● WRITTEN INSTRUCTION
The records that follow need to be output exactly as they are.

● DATA LISTING
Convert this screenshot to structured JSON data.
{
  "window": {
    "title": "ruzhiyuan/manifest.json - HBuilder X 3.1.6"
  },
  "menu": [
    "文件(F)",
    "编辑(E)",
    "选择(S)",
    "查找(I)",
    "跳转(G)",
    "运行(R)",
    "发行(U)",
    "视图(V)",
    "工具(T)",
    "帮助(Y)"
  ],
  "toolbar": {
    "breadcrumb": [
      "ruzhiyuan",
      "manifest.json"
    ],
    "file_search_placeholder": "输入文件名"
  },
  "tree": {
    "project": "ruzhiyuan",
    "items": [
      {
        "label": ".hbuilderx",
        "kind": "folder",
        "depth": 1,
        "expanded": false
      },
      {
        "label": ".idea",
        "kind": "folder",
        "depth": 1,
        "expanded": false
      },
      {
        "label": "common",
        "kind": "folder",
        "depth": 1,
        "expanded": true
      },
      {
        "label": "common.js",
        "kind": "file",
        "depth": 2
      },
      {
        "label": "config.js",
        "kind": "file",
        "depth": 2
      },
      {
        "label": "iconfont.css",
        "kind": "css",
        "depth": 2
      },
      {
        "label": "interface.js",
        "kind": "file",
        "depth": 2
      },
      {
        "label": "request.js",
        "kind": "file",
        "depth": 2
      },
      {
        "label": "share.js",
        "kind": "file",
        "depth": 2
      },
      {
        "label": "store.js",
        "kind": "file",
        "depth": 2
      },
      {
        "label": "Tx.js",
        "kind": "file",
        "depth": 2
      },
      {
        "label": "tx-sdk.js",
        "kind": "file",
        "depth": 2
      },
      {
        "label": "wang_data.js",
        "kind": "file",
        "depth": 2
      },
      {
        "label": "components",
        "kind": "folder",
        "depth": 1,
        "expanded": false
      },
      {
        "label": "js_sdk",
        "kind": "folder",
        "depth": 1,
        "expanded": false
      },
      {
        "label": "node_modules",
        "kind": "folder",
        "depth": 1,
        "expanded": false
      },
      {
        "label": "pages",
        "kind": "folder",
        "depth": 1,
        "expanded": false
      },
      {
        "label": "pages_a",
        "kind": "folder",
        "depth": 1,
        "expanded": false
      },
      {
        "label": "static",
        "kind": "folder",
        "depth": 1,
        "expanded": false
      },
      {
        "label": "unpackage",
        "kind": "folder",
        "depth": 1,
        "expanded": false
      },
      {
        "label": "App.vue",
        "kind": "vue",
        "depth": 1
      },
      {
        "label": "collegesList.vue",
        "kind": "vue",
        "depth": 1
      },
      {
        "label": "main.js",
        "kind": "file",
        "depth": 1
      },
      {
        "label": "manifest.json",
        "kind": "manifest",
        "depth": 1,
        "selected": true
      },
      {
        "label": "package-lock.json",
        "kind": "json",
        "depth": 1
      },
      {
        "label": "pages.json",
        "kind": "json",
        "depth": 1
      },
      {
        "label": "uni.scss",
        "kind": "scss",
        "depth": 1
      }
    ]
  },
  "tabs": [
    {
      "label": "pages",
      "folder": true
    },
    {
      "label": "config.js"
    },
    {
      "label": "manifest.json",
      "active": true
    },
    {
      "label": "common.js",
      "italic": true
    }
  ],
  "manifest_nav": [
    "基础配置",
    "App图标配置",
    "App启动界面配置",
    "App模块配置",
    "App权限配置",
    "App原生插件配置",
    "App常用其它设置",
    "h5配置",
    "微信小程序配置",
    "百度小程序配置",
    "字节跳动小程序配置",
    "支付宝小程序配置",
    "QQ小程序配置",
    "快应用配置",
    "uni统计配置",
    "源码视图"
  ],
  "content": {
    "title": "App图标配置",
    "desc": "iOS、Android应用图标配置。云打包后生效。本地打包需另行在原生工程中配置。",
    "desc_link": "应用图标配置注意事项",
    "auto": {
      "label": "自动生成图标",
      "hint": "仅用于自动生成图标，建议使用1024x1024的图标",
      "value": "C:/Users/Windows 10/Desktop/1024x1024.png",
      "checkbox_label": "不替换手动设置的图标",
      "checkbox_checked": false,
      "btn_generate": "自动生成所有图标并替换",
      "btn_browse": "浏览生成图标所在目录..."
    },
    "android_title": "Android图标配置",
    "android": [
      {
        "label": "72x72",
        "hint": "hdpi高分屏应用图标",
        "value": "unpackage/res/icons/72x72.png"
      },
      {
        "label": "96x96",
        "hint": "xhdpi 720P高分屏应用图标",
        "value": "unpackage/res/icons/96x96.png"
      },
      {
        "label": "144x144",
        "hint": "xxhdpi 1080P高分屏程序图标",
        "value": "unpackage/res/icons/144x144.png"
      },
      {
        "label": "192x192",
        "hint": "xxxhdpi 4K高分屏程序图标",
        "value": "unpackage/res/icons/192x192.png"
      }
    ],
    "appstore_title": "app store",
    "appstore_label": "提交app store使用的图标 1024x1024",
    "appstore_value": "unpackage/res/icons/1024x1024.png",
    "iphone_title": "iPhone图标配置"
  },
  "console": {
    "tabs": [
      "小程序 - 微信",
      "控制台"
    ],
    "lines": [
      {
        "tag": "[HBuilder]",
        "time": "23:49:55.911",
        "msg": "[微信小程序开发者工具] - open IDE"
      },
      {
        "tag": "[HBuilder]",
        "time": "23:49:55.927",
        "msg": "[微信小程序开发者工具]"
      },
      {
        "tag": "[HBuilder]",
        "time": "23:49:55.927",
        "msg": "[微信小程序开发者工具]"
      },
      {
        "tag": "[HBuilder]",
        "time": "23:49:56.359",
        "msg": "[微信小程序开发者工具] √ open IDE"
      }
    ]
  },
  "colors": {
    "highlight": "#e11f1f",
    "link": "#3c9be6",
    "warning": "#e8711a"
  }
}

● CORRECT OUTPUT
Convert this screenshot to structured JSON data.
{
  "window": {
    "title": "ruzhiyuan/manifest.json - HBuilder X 3.1.6"
  },
  "menu": [
    "文件(F)",
    "编辑(E)",
    "选择(S)",
    "查找(I)",
    "跳转(G)",
    "运行(R)",
    "发行(U)",
    "视图(V)",
    "工具(T)",
    "帮助(Y)"
  ],
  "toolbar": {
    "breadcrumb": [
      "ruzhiyuan",
      "manifest.json"
    ],
    "file_search_placeholder": "输入文件名"
  },
  "tree": {
    "project": "ruzhiyuan",
    "items": [
      {
        "label": ".hbuilderx",
        "kind": "folder",
        "depth": 1,
        "expanded": false
      },
      {
        "label": ".idea",
        "kind": "folder",
        "depth": 1,
        "expanded": false
      },
      {
        "label": "common",
        "kind": "folder",
        "depth": 1,
        "expanded": true
      },
      {
        "label": "common.js",
        "kind": "file",
        "depth": 2
      },
      {
        "label": "config.js",
        "kind": "file",
        "depth": 2
      },
      {
        "label": "iconfont.css",
        "kind": "css",
        "depth": 2
      },
      {
        "label": "interface.js",
        "kind": "file",
        "depth": 2
      },
      {
        "label": "request.js",
        "kind": "file",
        "depth": 2
      },
      {
        "label": "share.js",
        "kind": "file",
        "depth": 2
      },
      {
        "label": "store.js",
        "kind": "file",
        "depth": 2
      },
      {
        "label": "Tx.js",
        "kind": "file",
        "depth": 2
      },
      {
        "label": "tx-sdk.js",
        "kind": "file",
        "depth": 2
      },
      {
        "label": "wang_data.js",
        "kind": "file",
        "depth": 2
      },
      {
        "label": "components",
        "kind": "folder",
        "depth": 1,
        "expanded": false
      },
      {
        "label": "js_sdk",
        "kind": "folder",
        "depth": 1,
        "expanded": false
      },
      {
        "label": "node_modules",
        "kind": "folder",
        "depth": 1,
        "expanded": false
      },
      {
        "label": "pages",
        "kind": "folder",
        "depth": 1,
        "expanded": false
      },
      {
        "label": "pages_a",
        "kind": "folder",
        "depth": 1,
        "expanded": false
      },
      {
        "label": "static",
        "kind": "folder",
        "depth": 1,
        "expanded": false
      },
      {
        "label": "unpackage",
        "kind": "folder",
        "depth": 1,
        "expanded": false
      },
      {
        "label": "App.vue",
        "kind": "vue",
        "depth": 1
      },
      {
        "label": "collegesList.vue",
        "kind": "vue",
        "depth": 1
      },
      {
        "label": "main.js",
        "kind": "file",
        "depth": 1
      },
      {
        "label": "manifest.json",
        "kind": "manifest",
        "depth": 1,
        "selected": true
      },
      {
        "label": "package-lock.json",
        "kind": "json",
        "depth": 1
      },
      {
        "label": "pages.json",
        "kind": "json",
        "depth": 1
      },
      {
        "label": "uni.scss",
        "kind": "scss",
        "depth": 1
      }
    ]
  },
  "tabs": [
    {
      "label": "pages",
      "folder": true
    },
    {
      "label": "config.js"
    },
    {
      "label": "manifest.json",
      "active": true
    },
    {
      "label": "common.js",
      "italic": true
    }
  ],
  "manifest_nav": [
    "基础配置",
    "App图标配置",
    "App启动界面配置",
    "App模块配置",
    "App权限配置",
    "App原生插件配置",
    "App常用其它设置",
    "h5配置",
    "微信小程序配置",
    "百度小程序配置",
    "字节跳动小程序配置",
    "支付宝小程序配置",
    "QQ小程序配置",
    "快应用配置",
    "uni统计配置",
    "源码视图"
  ],
  "content": {
    "title": "App图标配置",
    "desc": "iOS、Android应用图标配置。云打包后生效。本地打包需另行在原生工程中配置。",
    "desc_link": "应用图标配置注意事项",
    "auto": {
      "label": "自动生成图标",
      "hint": "仅用于自动生成图标，建议使用1024x1024的图标",
      "value": "C:/Users/Windows 10/Desktop/1024x1024.png",
      "checkbox_label": "不替换手动设置的图标",
      "checkbox_checked": false,
      "btn_generate": "自动生成所有图标并替换",
      "btn_browse": "浏览生成图标所在目录..."
    },
    "android_title": "Android图标配置",
    "android": [
      {
        "label": "72x72",
        "hint": "hdpi高分屏应用图标",
        "value": "unpackage/res/icons/72x72.png"
      },
      {
        "label": "96x96",
        "hint": "xhdpi 720P高分屏应用图标",
        "value": "unpackage/res/icons/96x96.png"
      },
      {
        "label": "144x144",
        "hint": "xxhdpi 1080P高分屏程序图标",
        "value": "unpackage/res/icons/144x144.png"
      },
      {
        "label": "192x192",
        "hint": "xxxhdpi 4K高分屏程序图标",
        "value": "unpackage/res/icons/192x192.png"
      }
    ],
    "appstore_title": "app store",
    "appstore_label": "提交app store使用的图标 1024x1024",
    "appstore_value": "unpackage/res/icons/1024x1024.png",
    "iphone_title": "iPhone图标配置"
  },
  "console": {
    "tabs": [
      "小程序 - 微信",
      "控制台"
    ],
    "lines": [
      {
        "tag": "[HBuilder]",
        "time": "23:49:55.911",
        "msg": "[微信小程序开发者工具] - open IDE"
      },
      {
        "tag": "[HBuilder]",
        "time": "23:49:55.927",
        "msg": "[微信小程序开发者工具]"
      },
      {
        "tag": "[HBuilder]",
        "time": "23:49:55.927",
        "msg": "[微信小程序开发者工具]"
      },
      {
        "tag": "[HBuilder]",
        "time": "23:49:56.359",
        "msg": "[微信小程序开发者工具] √ open IDE"
      }
    ]
  },
  "colors": {
    "highlight": "#e11f1f",
    "link": "#3c9be6",
    "warning": "#e8711a"
  }
}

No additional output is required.